● **PROBLEM STATEMENT**: Your task is to locate every line holding the string "образования" and to copy each of them.

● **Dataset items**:
________________________________________

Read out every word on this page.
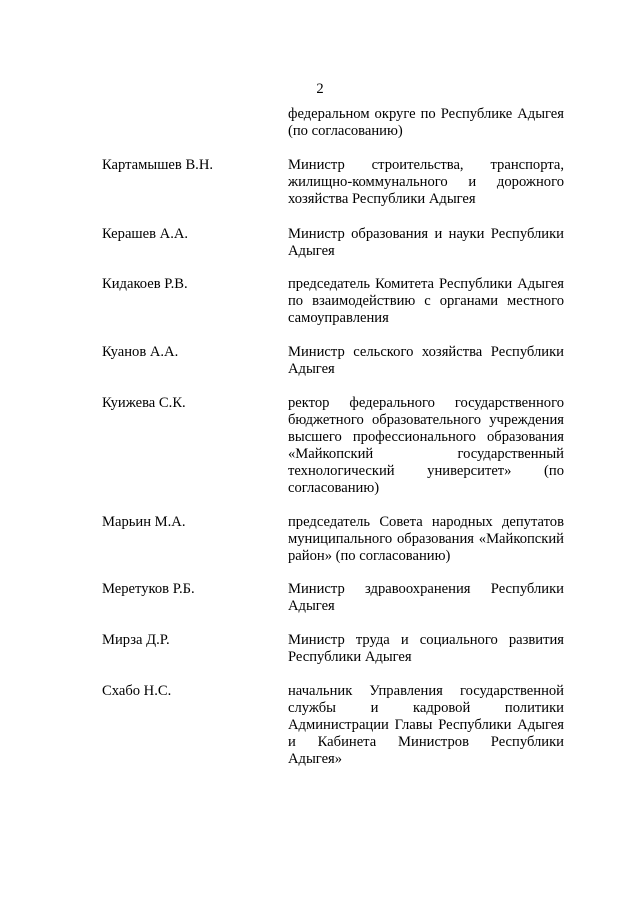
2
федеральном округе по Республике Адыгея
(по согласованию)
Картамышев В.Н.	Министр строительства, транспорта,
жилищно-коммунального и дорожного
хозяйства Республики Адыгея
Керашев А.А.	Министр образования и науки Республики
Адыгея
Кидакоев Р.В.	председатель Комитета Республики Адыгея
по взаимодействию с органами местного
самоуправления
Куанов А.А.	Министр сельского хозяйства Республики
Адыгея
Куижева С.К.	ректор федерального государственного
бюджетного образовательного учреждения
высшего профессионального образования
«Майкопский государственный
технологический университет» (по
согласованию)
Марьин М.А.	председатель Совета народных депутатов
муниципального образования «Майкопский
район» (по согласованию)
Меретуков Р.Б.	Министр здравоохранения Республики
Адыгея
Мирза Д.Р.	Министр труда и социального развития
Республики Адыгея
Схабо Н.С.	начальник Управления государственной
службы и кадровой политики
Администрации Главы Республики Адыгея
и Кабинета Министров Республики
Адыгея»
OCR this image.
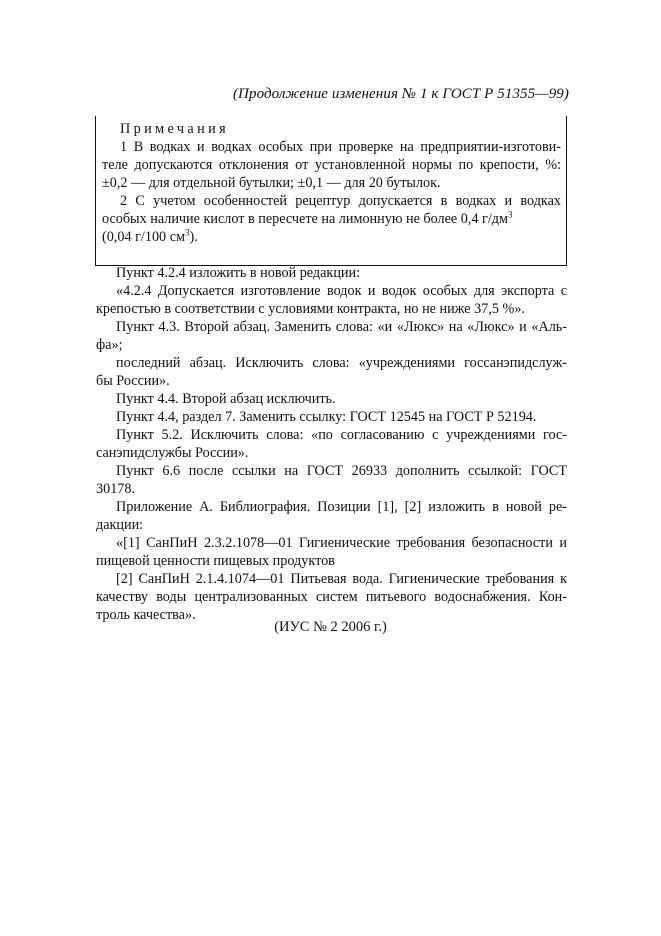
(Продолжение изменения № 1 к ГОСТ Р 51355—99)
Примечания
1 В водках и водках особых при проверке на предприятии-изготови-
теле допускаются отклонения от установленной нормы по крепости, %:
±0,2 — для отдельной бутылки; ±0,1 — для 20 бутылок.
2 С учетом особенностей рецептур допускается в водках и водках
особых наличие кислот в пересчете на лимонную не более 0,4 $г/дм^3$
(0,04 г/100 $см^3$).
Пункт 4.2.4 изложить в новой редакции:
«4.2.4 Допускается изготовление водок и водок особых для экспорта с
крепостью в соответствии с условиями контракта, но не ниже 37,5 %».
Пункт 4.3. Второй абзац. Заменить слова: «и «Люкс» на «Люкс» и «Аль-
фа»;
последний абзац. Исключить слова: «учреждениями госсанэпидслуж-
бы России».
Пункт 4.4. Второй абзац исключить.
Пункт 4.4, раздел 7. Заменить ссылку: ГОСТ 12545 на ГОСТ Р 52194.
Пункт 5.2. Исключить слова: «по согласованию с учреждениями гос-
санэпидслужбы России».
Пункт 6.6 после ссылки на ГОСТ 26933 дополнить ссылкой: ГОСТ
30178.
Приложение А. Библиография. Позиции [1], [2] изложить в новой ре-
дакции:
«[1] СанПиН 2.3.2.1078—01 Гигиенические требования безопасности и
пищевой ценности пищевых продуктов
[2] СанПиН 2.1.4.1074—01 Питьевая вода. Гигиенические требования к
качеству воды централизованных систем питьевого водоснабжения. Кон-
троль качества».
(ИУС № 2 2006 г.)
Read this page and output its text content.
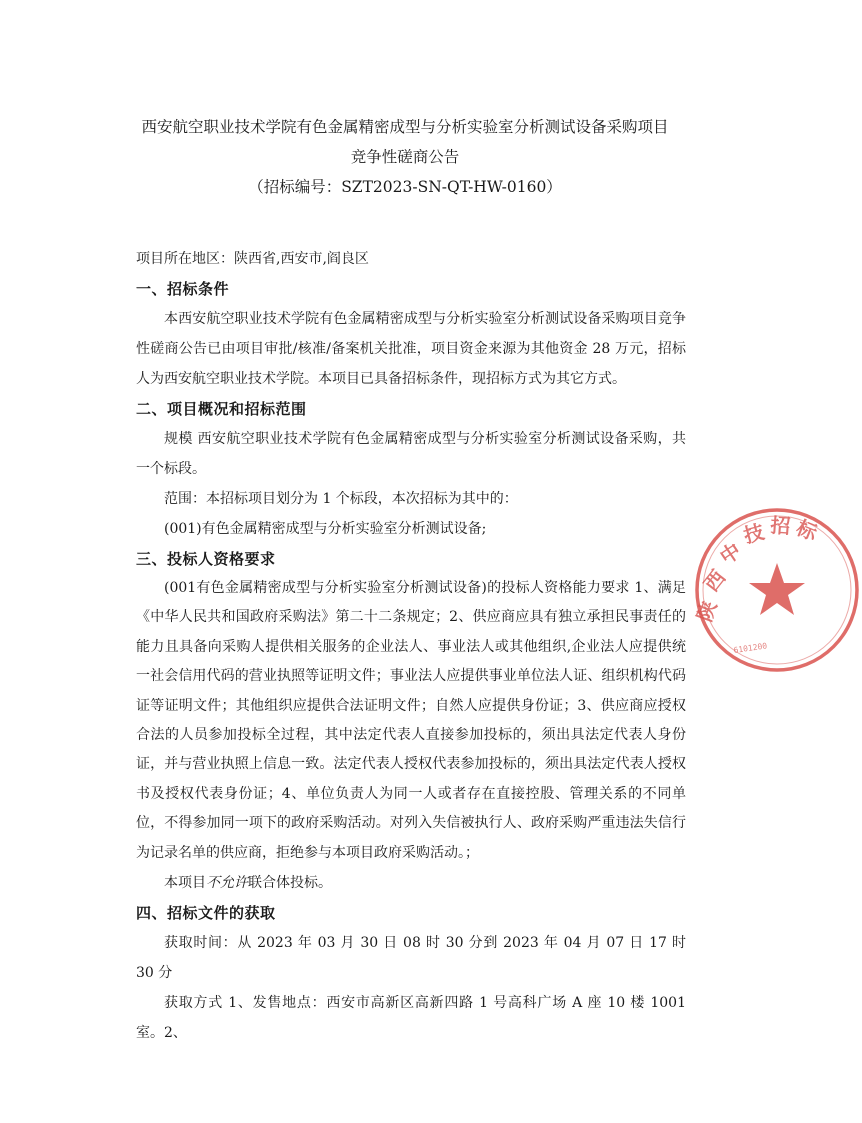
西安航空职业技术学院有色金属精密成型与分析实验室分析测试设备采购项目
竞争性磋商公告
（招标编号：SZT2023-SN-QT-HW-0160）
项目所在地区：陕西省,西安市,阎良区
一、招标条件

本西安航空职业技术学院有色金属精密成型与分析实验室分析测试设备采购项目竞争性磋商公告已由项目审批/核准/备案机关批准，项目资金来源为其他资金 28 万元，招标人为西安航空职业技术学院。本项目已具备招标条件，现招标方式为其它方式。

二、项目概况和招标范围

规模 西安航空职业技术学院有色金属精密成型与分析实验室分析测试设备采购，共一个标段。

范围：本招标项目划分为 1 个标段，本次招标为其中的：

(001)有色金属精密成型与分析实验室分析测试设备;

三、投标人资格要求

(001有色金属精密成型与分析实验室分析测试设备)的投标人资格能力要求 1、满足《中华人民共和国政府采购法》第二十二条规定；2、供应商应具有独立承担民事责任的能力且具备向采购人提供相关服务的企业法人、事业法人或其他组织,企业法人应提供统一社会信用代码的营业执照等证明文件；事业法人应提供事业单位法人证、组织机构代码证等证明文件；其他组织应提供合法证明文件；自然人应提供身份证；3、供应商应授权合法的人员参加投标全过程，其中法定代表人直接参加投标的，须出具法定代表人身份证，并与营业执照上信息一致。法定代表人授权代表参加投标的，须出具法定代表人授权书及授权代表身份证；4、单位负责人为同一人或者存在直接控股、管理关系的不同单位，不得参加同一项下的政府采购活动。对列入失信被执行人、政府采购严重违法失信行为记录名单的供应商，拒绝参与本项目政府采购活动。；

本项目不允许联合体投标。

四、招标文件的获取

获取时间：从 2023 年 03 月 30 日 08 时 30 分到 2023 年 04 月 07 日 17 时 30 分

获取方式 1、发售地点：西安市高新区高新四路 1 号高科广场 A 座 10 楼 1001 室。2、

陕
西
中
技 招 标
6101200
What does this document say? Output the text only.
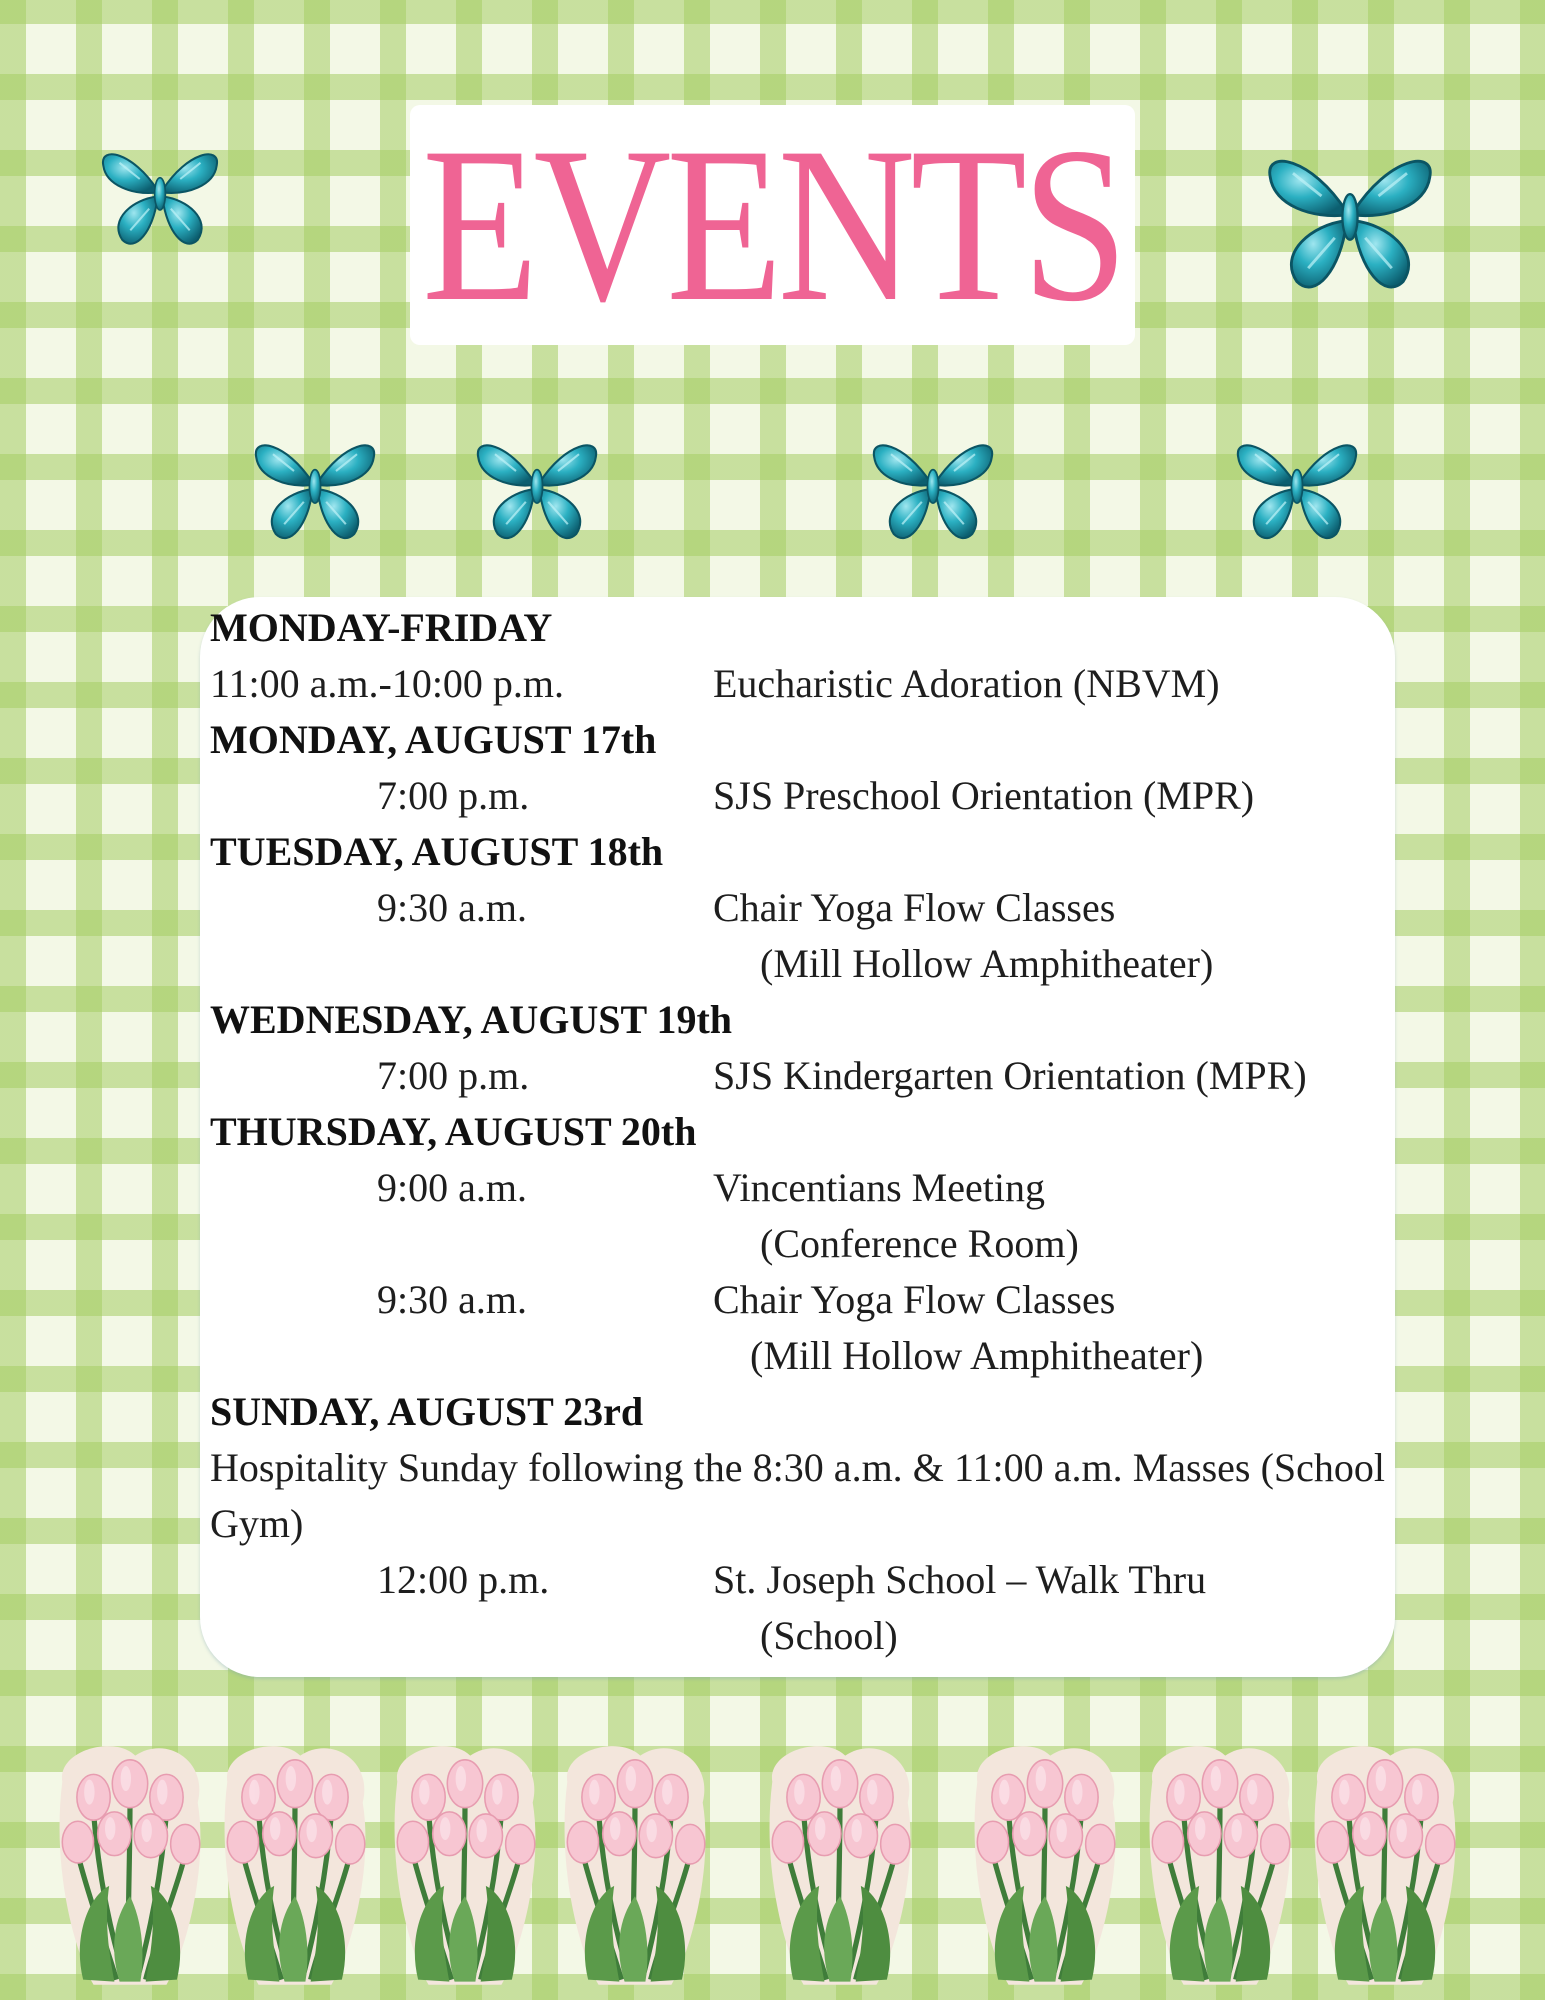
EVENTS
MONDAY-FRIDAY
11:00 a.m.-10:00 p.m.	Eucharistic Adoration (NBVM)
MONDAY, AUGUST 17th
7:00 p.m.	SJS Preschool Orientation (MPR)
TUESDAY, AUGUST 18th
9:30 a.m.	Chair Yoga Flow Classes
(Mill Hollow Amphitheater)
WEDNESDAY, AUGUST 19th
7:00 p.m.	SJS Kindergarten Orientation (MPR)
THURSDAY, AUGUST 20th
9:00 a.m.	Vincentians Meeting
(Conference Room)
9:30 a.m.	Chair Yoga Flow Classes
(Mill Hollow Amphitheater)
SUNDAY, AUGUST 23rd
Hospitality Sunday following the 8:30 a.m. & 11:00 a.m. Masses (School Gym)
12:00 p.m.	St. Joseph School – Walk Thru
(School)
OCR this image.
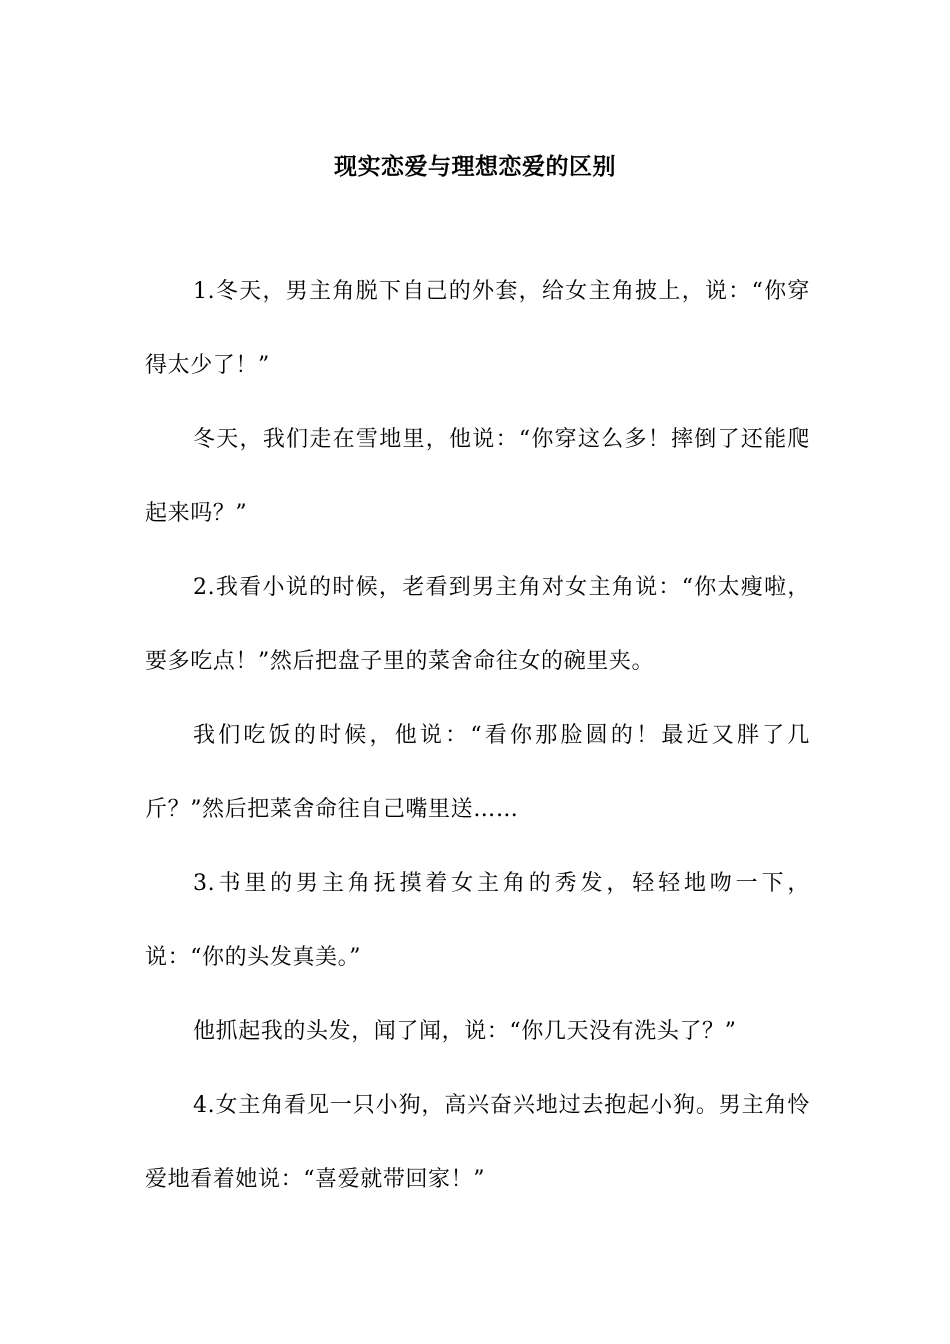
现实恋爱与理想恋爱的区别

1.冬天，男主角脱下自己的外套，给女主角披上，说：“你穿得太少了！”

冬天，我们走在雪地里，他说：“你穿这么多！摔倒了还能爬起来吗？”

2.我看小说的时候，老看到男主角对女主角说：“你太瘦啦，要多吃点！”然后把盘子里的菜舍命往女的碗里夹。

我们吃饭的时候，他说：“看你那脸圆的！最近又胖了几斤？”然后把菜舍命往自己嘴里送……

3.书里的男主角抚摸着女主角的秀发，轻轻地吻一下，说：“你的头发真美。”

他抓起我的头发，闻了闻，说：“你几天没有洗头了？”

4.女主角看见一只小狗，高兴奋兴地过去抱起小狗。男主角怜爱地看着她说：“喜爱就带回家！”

________________________________________

● **THE OUTPUT**:
Керашев А.А.	Министр образования и науки Республики
высшего профессионального образования
муниципального образования «Майкопский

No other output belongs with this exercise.